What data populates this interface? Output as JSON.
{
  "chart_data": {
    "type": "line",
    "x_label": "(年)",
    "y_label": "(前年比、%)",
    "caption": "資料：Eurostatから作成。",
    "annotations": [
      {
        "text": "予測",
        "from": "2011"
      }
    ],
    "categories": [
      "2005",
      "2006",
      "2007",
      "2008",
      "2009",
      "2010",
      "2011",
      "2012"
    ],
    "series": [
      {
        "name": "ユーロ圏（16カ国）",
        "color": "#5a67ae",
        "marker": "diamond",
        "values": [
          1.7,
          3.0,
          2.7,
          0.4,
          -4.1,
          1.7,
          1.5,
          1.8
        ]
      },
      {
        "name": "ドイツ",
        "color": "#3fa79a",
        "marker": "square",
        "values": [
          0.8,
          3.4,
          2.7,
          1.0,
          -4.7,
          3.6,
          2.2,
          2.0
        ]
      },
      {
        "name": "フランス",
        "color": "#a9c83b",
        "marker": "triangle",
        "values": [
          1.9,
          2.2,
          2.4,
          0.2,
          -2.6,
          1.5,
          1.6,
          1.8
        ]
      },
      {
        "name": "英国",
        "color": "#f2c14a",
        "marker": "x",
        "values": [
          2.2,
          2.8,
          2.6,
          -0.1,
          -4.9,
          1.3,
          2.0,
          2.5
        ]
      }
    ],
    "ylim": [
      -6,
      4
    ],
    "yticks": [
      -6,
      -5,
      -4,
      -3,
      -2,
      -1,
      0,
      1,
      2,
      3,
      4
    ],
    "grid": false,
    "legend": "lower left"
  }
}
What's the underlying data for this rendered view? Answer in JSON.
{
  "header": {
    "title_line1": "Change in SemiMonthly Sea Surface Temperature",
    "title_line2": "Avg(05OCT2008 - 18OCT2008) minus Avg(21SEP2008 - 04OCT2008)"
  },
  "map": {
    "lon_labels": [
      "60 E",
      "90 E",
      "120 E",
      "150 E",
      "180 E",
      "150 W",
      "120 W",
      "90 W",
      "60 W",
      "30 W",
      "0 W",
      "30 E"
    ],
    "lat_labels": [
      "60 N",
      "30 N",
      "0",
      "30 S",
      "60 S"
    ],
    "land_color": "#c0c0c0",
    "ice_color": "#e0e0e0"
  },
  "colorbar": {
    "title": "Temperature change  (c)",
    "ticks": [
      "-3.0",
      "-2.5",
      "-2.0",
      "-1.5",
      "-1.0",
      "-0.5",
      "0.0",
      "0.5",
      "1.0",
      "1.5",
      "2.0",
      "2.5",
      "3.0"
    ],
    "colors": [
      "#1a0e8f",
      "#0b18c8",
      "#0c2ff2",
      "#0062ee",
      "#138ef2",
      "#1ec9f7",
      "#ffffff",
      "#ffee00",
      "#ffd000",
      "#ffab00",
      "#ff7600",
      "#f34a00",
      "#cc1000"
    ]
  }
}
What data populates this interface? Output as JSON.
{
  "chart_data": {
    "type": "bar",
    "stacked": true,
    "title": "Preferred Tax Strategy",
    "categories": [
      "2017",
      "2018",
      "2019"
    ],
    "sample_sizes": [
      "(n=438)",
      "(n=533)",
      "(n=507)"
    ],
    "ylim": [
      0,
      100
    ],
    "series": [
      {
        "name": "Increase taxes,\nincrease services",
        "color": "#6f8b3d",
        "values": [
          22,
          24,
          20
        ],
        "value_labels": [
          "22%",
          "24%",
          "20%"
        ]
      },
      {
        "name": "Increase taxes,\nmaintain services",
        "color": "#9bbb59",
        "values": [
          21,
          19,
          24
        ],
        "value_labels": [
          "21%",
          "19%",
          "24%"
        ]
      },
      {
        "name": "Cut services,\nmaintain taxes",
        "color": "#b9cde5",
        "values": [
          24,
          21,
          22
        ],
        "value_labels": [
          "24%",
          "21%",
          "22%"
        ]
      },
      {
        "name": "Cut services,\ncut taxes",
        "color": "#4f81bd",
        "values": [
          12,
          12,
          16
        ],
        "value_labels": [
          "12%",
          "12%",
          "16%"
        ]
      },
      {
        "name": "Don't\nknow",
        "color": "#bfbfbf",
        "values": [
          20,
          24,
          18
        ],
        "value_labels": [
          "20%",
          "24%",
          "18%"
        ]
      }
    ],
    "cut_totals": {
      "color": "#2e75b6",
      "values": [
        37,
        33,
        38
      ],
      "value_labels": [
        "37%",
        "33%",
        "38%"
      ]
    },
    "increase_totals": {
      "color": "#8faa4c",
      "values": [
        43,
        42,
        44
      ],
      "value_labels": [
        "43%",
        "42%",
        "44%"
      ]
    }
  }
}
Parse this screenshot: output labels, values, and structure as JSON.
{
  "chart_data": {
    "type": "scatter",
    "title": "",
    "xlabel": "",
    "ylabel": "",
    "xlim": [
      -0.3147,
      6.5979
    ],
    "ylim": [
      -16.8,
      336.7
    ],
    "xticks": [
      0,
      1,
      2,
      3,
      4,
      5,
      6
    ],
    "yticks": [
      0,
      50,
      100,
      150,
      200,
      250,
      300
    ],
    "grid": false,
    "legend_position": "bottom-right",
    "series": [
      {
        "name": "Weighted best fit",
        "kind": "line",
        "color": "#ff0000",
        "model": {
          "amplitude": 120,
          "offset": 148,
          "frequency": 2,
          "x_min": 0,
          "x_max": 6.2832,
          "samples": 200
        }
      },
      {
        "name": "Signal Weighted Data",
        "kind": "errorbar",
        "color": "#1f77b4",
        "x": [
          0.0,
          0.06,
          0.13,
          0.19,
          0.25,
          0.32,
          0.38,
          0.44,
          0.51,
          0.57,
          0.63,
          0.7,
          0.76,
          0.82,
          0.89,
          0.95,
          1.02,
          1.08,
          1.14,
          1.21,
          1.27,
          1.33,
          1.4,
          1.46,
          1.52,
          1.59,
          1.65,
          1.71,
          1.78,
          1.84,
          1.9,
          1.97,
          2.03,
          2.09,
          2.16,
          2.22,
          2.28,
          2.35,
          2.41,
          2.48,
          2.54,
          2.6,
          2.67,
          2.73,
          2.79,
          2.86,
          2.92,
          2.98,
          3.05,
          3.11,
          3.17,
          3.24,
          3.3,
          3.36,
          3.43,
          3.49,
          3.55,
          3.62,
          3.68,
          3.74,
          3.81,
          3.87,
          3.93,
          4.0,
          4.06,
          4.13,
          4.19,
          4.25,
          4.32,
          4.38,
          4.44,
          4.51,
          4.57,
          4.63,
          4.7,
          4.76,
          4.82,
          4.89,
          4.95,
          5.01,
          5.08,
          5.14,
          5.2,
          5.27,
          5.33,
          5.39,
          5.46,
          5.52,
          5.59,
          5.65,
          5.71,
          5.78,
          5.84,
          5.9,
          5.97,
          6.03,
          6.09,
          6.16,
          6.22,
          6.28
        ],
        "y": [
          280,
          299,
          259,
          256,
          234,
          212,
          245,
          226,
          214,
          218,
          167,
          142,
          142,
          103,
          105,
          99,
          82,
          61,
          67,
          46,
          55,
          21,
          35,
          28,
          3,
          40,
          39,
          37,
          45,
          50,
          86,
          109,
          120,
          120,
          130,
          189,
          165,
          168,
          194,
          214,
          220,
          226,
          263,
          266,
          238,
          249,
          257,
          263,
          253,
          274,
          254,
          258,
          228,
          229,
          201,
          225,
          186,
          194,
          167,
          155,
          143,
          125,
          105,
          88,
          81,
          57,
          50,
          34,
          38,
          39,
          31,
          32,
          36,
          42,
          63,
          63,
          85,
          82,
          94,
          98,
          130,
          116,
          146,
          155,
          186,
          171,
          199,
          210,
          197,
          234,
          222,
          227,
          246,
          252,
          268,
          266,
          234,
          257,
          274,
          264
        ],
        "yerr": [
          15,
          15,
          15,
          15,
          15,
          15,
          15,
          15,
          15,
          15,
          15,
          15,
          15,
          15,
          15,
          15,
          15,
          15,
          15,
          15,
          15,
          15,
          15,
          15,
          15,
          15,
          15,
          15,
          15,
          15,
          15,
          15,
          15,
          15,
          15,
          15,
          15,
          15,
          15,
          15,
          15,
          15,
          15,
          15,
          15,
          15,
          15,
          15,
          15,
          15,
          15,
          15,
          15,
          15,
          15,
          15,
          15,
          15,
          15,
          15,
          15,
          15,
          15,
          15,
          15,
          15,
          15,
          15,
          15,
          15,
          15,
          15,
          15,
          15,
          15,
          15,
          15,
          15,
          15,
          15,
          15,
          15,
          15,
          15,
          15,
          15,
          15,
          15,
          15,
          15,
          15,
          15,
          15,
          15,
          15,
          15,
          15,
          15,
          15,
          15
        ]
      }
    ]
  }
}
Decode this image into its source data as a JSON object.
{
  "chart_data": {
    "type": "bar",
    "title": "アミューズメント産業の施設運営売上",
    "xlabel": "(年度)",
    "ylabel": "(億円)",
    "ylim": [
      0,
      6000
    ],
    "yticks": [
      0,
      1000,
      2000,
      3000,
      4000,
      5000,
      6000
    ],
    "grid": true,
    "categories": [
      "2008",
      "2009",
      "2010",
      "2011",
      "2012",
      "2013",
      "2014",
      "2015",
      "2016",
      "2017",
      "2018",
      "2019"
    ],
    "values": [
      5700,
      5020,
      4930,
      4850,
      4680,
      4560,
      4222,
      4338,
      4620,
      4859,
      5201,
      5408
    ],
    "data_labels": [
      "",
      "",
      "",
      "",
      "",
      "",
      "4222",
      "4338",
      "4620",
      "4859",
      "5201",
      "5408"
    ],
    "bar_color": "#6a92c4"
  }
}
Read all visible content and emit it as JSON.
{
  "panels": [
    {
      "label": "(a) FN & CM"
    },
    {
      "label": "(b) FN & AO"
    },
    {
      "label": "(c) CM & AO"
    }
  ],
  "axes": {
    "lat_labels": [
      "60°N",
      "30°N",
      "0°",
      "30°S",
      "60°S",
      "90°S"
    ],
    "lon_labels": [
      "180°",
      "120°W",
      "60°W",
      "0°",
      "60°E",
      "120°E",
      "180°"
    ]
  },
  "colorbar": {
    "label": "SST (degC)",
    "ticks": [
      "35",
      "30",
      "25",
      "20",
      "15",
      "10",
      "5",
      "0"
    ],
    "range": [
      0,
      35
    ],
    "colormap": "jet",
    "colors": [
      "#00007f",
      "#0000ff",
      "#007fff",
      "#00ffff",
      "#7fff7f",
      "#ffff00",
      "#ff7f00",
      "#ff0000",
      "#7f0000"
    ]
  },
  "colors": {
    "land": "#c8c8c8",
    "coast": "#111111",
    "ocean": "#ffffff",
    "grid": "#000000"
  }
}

■ WRITTEN REQUEST ■
Take each line containing the string "nmaintain" and copy it out.

■ THE COMPLETED TASK ■
        "name": "Increase taxes,\nmaintain services",
        "name": "Cut services,\nmaintain taxes",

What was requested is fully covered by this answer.